RECORDS TO USE >>
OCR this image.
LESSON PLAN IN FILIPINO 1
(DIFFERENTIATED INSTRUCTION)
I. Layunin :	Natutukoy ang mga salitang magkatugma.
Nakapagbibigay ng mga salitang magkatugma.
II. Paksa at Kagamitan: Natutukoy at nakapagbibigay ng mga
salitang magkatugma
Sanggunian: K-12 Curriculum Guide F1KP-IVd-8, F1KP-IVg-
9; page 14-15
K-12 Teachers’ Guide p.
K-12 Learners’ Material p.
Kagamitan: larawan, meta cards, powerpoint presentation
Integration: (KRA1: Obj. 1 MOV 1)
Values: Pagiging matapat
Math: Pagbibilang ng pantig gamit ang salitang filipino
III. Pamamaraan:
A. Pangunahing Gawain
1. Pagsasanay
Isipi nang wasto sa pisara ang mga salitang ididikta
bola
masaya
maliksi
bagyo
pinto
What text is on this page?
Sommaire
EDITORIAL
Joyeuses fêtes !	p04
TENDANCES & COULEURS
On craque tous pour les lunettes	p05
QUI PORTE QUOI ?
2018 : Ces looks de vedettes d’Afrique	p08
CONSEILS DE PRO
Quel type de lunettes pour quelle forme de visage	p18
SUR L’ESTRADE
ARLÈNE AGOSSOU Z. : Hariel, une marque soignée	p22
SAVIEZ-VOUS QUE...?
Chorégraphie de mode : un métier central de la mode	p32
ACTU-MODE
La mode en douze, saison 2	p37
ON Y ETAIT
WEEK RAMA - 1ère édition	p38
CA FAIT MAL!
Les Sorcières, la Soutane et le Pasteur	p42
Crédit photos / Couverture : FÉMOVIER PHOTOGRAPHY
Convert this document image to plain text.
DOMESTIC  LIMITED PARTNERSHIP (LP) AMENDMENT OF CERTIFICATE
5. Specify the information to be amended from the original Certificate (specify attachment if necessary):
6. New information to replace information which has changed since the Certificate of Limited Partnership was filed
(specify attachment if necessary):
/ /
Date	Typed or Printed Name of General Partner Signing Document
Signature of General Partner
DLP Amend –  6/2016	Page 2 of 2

PROBLEM STATEMENT >>
Write out every record verbatim.

THE OUTPUT >>
OCR this image.
LESSON PLAN IN FILIPINO 1
(DIFFERENTIATED INSTRUCTION)
I. Layunin :	Natutukoy ang mga salitang magkatugma.
Nakapagbibigay ng mga salitang magkatugma.
II. Paksa at Kagamitan: Natutukoy at nakapagbibigay ng mga
salitang magkatugma
Sanggunian: K-12 Curriculum Guide F1KP-IVd-8, F1KP-IVg-
9; page 14-15
K-12 Teachers’ Guide p.
K-12 Learners’ Material p.
Kagamitan: larawan, meta cards, powerpoint presentation
Integration: (KRA1: Obj. 1 MOV 1)
Values: Pagiging matapat
Math: Pagbibilang ng pantig gamit ang salitang filipino
III. Pamamaraan:
A. Pangunahing Gawain
1. Pagsasanay
Isipi nang wasto sa pisara ang mga salitang ididikta
bola
masaya
maliksi
bagyo
pinto
What text is on this page?
Sommaire
EDITORIAL
Joyeuses fêtes !	p04
TENDANCES & COULEURS
On craque tous pour les lunettes	p05
QUI PORTE QUOI ?
2018 : Ces looks de vedettes d’Afrique	p08
CONSEILS DE PRO
Quel type de lunettes pour quelle forme de visage	p18
SUR L’ESTRADE
ARLÈNE AGOSSOU Z. : Hariel, une marque soignée	p22
SAVIEZ-VOUS QUE...?
Chorégraphie de mode : un métier central de la mode	p32
ACTU-MODE
La mode en douze, saison 2	p37
ON Y ETAIT
WEEK RAMA - 1ère édition	p38
CA FAIT MAL!
Les Sorcières, la Soutane et le Pasteur	p42
Crédit photos / Couverture : FÉMOVIER PHOTOGRAPHY
Convert this document image to plain text.
DOMESTIC  LIMITED PARTNERSHIP (LP) AMENDMENT OF CERTIFICATE
5. Specify the information to be amended from the original Certificate (specify attachment if necessary):
6. New information to replace information which has changed since the Certificate of Limited Partnership was filed
(specify attachment if necessary):
/ /
Date	Typed or Printed Name of General Partner Signing Document
Signature of General Partner
DLP Amend –  6/2016	Page 2 of 2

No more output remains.